What you have to do:
Pictures appear in the records below; write out everything else exactly.

Given data:
----------
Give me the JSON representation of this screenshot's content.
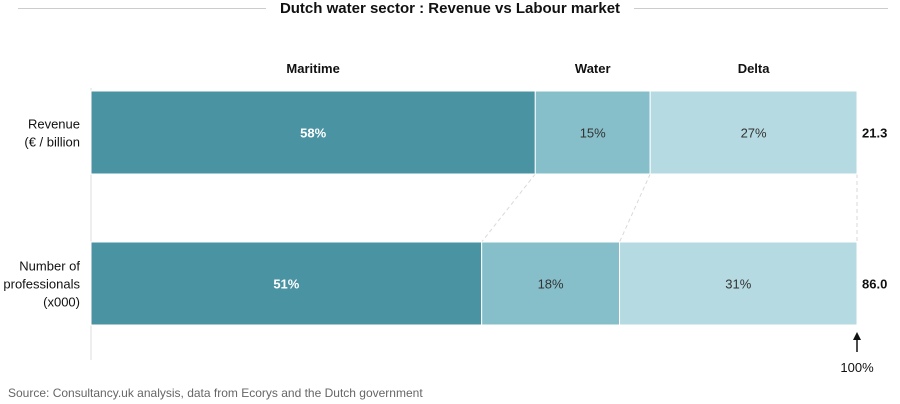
{
  "chart_data": {
    "type": "bar",
    "stacked": true,
    "normalized": true,
    "title": "Dutch water sector : Revenue vs Labour market",
    "categories": [
      {
        "label_lines": [
          "Revenue",
          "(€ / billion"
        ],
        "total": "21.3"
      },
      {
        "label_lines": [
          "Number of",
          "professionals",
          "(x000)"
        ],
        "total": "86.0"
      }
    ],
    "series": [
      {
        "name": "Maritime",
        "values": [
          58,
          51
        ],
        "color": "#4a93a3"
      },
      {
        "name": "Water",
        "values": [
          15,
          18
        ],
        "color": "#86bfca"
      },
      {
        "name": "Delta",
        "values": [
          27,
          31
        ],
        "color": "#b6dae1"
      }
    ],
    "value_suffix": "%",
    "xlim": [
      0,
      100
    ],
    "end_marker": "100%"
  },
  "source": "Source: Consultancy.uk analysis, data from Ecorys and the Dutch government"
}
----------
Result of the task:
Give me the JSON representation of this screenshot's content.
{
  "chart_data": {
    "type": "bar",
    "stacked": true,
    "normalized": true,
    "title": "Dutch water sector : Revenue vs Labour market",
    "categories": [
      {
        "label_lines": [
          "Revenue",
          "(€ / billion"
        ],
        "total": "21.3"
      },
      {
        "label_lines": [
          "Number of",
          "professionals",
          "(x000)"
        ],
        "total": "86.0"
      }
    ],
    "series": [
      {
        "name": "Maritime",
        "values": [
          58,
          51
        ],
        "color": "#4a93a3"
      },
      {
        "name": "Water",
        "values": [
          15,
          18
        ],
        "color": "#86bfca"
      },
      {
        "name": "Delta",
        "values": [
          27,
          31
        ],
        "color": "#b6dae1"
      }
    ],
    "value_suffix": "%",
    "xlim": [
      0,
      100
    ],
    "end_marker": "100%"
  },
  "source": "Source: Consultancy.uk analysis, data from Ecorys and the Dutch government"
}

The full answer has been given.